- Short task
Return each line of the records holding the string "Warehousing".

╭──

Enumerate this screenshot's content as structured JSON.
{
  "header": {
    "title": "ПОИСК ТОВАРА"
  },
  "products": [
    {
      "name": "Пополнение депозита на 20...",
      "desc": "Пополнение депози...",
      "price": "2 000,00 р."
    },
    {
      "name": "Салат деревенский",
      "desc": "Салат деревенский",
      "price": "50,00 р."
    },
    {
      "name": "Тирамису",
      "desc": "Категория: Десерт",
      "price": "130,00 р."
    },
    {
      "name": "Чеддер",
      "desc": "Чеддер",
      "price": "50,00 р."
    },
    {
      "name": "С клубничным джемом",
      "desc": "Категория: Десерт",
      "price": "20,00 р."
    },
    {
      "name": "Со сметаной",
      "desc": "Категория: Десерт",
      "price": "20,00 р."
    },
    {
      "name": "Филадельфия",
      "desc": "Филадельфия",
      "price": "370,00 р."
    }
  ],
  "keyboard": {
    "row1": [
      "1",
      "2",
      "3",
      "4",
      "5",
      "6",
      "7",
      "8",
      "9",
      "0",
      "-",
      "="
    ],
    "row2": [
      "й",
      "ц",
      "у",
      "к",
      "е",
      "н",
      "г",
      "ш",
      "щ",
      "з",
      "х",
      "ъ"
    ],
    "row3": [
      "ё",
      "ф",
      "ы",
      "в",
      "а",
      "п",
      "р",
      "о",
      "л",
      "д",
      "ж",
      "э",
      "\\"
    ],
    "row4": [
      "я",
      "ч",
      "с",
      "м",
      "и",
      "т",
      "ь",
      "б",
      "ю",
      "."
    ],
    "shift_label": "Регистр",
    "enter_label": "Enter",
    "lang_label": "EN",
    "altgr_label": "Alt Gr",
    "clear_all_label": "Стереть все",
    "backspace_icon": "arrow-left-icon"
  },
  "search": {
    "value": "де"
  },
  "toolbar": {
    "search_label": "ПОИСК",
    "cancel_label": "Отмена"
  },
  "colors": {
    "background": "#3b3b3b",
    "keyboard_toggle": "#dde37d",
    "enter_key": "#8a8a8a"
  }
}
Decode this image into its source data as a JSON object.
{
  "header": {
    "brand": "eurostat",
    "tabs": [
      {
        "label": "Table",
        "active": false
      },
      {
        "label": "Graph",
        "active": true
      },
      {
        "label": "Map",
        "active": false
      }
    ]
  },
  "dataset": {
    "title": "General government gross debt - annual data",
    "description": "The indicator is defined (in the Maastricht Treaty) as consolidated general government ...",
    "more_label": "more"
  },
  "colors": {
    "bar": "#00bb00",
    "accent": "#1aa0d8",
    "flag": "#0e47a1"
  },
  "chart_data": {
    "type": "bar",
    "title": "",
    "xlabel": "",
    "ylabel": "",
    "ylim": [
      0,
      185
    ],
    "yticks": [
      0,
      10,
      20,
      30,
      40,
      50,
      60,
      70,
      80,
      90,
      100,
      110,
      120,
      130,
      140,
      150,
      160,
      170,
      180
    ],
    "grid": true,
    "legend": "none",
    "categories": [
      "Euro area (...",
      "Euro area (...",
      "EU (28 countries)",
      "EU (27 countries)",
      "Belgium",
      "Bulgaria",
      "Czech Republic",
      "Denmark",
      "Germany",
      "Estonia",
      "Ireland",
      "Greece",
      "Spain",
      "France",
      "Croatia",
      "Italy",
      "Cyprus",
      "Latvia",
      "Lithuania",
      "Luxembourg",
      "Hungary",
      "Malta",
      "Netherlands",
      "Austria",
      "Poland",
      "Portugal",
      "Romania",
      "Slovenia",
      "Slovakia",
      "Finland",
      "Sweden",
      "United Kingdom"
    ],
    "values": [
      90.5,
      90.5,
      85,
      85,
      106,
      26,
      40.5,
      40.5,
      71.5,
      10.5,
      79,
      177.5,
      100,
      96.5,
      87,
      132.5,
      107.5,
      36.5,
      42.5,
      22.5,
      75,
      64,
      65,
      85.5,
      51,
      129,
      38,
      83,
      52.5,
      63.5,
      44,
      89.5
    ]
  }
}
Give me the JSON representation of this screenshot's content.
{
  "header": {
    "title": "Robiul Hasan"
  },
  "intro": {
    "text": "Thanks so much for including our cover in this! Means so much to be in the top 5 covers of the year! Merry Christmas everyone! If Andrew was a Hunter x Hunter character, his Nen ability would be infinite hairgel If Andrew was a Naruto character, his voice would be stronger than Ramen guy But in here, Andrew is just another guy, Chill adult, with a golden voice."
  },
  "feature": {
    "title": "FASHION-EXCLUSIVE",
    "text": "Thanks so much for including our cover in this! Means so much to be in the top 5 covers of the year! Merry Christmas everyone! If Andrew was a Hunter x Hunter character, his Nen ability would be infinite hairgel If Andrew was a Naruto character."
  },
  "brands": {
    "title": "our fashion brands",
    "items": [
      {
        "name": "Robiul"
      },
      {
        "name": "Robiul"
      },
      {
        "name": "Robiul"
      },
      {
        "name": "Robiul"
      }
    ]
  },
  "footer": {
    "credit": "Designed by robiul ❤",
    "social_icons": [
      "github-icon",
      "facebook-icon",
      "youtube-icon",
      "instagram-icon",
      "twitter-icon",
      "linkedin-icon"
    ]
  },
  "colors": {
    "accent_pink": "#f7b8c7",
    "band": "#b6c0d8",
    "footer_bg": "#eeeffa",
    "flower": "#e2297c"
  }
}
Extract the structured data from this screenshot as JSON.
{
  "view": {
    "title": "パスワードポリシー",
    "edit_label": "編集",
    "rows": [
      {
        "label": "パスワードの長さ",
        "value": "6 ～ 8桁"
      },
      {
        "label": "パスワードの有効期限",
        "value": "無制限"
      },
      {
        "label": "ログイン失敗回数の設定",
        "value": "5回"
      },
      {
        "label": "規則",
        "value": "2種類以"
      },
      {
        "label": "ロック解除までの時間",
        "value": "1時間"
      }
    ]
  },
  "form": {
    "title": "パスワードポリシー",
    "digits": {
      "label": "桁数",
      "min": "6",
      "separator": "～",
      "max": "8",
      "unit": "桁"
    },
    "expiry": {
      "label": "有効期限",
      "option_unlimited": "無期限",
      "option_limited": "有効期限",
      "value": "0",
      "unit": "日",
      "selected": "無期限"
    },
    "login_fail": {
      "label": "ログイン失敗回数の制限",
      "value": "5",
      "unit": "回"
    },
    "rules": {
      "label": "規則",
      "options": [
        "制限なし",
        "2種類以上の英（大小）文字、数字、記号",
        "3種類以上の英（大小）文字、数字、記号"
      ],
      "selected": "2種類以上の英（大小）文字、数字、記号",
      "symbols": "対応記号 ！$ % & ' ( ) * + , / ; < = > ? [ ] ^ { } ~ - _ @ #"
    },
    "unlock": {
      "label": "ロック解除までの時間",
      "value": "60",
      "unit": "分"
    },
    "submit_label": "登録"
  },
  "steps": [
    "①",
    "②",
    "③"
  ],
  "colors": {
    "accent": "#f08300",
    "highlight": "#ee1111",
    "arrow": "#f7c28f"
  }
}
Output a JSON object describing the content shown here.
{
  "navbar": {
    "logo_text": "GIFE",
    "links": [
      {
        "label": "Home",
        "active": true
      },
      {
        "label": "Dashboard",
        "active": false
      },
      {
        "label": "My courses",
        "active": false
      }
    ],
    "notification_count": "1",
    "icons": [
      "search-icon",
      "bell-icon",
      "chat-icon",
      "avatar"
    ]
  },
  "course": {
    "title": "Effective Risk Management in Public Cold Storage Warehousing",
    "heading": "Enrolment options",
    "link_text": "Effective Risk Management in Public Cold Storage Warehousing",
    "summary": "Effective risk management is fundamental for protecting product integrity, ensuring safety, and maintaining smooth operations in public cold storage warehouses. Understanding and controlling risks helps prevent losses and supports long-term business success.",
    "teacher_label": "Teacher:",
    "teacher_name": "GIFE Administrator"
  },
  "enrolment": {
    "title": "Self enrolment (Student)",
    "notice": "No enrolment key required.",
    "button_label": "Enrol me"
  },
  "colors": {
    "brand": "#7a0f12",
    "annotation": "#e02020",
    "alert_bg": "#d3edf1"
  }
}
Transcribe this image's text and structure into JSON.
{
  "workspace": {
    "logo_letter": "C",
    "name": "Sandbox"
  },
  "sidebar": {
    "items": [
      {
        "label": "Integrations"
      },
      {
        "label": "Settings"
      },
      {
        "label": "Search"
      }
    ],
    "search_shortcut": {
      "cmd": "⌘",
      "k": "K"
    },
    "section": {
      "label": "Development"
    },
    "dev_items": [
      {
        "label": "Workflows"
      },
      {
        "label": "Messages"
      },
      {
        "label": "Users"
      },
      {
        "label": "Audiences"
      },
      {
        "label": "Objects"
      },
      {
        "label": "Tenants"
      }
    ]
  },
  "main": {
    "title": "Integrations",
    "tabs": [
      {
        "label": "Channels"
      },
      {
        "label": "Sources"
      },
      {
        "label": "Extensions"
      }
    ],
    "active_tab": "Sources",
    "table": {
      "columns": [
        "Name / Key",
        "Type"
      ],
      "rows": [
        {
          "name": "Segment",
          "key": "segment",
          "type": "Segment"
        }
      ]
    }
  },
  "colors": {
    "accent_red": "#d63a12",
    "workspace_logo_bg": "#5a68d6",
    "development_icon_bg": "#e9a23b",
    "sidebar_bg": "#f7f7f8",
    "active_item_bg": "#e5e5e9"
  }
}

╰──

- Solution to this problem
    "title": "Effective Risk Management in Public Cold Storage Warehousing",
    "link_text": "Effective Risk Management in Public Cold Storage Warehousing",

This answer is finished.